• **Do this**: Each record below should be repeated precisely as written.

——————————

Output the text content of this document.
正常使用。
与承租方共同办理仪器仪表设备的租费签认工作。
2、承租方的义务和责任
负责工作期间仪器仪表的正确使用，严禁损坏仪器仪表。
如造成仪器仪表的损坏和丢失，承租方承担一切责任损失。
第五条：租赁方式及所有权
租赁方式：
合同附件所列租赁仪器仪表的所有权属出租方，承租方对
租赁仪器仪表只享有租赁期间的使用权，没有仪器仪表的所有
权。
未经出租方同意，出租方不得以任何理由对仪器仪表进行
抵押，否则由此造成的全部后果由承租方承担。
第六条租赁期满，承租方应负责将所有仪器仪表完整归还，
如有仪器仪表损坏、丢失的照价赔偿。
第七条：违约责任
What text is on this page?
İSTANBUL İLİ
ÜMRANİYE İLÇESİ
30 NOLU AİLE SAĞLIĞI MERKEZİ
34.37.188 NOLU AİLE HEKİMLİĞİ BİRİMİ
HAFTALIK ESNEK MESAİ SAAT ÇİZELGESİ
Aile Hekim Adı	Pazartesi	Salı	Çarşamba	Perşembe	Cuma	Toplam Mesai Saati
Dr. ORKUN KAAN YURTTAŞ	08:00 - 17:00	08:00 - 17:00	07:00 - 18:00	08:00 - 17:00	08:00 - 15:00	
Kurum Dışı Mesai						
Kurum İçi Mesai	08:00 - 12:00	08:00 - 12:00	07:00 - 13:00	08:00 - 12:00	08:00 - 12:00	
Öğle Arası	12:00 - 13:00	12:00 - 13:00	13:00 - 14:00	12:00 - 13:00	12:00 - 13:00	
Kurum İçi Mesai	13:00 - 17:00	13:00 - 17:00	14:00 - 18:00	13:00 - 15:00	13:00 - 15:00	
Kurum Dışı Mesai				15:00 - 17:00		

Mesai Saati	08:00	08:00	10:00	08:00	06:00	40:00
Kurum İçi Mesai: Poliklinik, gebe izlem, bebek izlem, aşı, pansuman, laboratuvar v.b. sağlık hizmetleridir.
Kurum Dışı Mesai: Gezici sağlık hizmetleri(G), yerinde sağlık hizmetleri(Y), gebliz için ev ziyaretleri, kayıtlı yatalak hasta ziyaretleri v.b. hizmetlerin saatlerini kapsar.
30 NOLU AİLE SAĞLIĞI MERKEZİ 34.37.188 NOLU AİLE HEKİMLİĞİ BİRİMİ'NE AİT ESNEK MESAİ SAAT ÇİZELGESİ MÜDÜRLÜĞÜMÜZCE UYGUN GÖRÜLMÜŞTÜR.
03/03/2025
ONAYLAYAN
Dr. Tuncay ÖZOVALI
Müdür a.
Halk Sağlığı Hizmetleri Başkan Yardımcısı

——————————

• **Worked solution**:
Output the text content of this document.
正常使用。
与承租方共同办理仪器仪表设备的租费签认工作。
2、承租方的义务和责任
负责工作期间仪器仪表的正确使用，严禁损坏仪器仪表。
如造成仪器仪表的损坏和丢失，承租方承担一切责任损失。
第五条：租赁方式及所有权
租赁方式：
合同附件所列租赁仪器仪表的所有权属出租方，承租方对
租赁仪器仪表只享有租赁期间的使用权，没有仪器仪表的所有
权。
未经出租方同意，出租方不得以任何理由对仪器仪表进行
抵押，否则由此造成的全部后果由承租方承担。
第六条租赁期满，承租方应负责将所有仪器仪表完整归还，
如有仪器仪表损坏、丢失的照价赔偿。
第七条：违约责任
What text is on this page?
İSTANBUL İLİ
ÜMRANİYE İLÇESİ
30 NOLU AİLE SAĞLIĞI MERKEZİ
34.37.188 NOLU AİLE HEKİMLİĞİ BİRİMİ
HAFTALIK ESNEK MESAİ SAAT ÇİZELGESİ
Aile Hekim Adı	Pazartesi	Salı	Çarşamba	Perşembe	Cuma	Toplam Mesai Saati
Dr. ORKUN KAAN YURTTAŞ	08:00 - 17:00	08:00 - 17:00	07:00 - 18:00	08:00 - 17:00	08:00 - 15:00	
Kurum Dışı Mesai						
Kurum İçi Mesai	08:00 - 12:00	08:00 - 12:00	07:00 - 13:00	08:00 - 12:00	08:00 - 12:00	
Öğle Arası	12:00 - 13:00	12:00 - 13:00	13:00 - 14:00	12:00 - 13:00	12:00 - 13:00	
Kurum İçi Mesai	13:00 - 17:00	13:00 - 17:00	14:00 - 18:00	13:00 - 15:00	13:00 - 15:00	
Kurum Dışı Mesai				15:00 - 17:00		

Mesai Saati	08:00	08:00	10:00	08:00	06:00	40:00
Kurum İçi Mesai: Poliklinik, gebe izlem, bebek izlem, aşı, pansuman, laboratuvar v.b. sağlık hizmetleridir.
Kurum Dışı Mesai: Gezici sağlık hizmetleri(G), yerinde sağlık hizmetleri(Y), gebliz için ev ziyaretleri, kayıtlı yatalak hasta ziyaretleri v.b. hizmetlerin saatlerini kapsar.
30 NOLU AİLE SAĞLIĞI MERKEZİ 34.37.188 NOLU AİLE HEKİMLİĞİ BİRİMİ'NE AİT ESNEK MESAİ SAAT ÇİZELGESİ MÜDÜRLÜĞÜMÜZCE UYGUN GÖRÜLMÜŞTÜR.
03/03/2025
ONAYLAYAN
Dr. Tuncay ÖZOVALI
Müdür a.
Halk Sağlığı Hizmetleri Başkan Yardımcısı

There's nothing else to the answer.